STATED EXERCISE - Output all the material that follows, exactly as given.

GIVEN RECORDS -
——————

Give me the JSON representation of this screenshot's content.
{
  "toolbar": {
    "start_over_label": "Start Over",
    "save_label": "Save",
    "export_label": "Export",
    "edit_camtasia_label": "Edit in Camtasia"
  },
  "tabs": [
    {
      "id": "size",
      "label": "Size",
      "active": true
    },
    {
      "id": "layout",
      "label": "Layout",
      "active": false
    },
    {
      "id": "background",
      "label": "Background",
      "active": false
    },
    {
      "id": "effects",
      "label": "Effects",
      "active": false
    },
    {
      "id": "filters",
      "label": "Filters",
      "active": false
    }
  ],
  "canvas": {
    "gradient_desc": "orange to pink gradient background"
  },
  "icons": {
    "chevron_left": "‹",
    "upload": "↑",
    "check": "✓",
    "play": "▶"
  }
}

——————

RESPONSE TO THIS TASK -
Give me the JSON representation of this screenshot's content.
{
  "toolbar": {
    "start_over_label": "Start Over",
    "save_label": "Save",
    "export_label": "Export",
    "edit_camtasia_label": "Edit in Camtasia"
  },
  "tabs": [
    {
      "id": "size",
      "label": "Size",
      "active": true
    },
    {
      "id": "layout",
      "label": "Layout",
      "active": false
    },
    {
      "id": "background",
      "label": "Background",
      "active": false
    },
    {
      "id": "effects",
      "label": "Effects",
      "active": false
    },
    {
      "id": "filters",
      "label": "Filters",
      "active": false
    }
  ],
  "canvas": {
    "gradient_desc": "orange to pink gradient background"
  },
  "icons": {
    "chevron_left": "‹",
    "upload": "↑",
    "check": "✓",
    "play": "▶"
  }
}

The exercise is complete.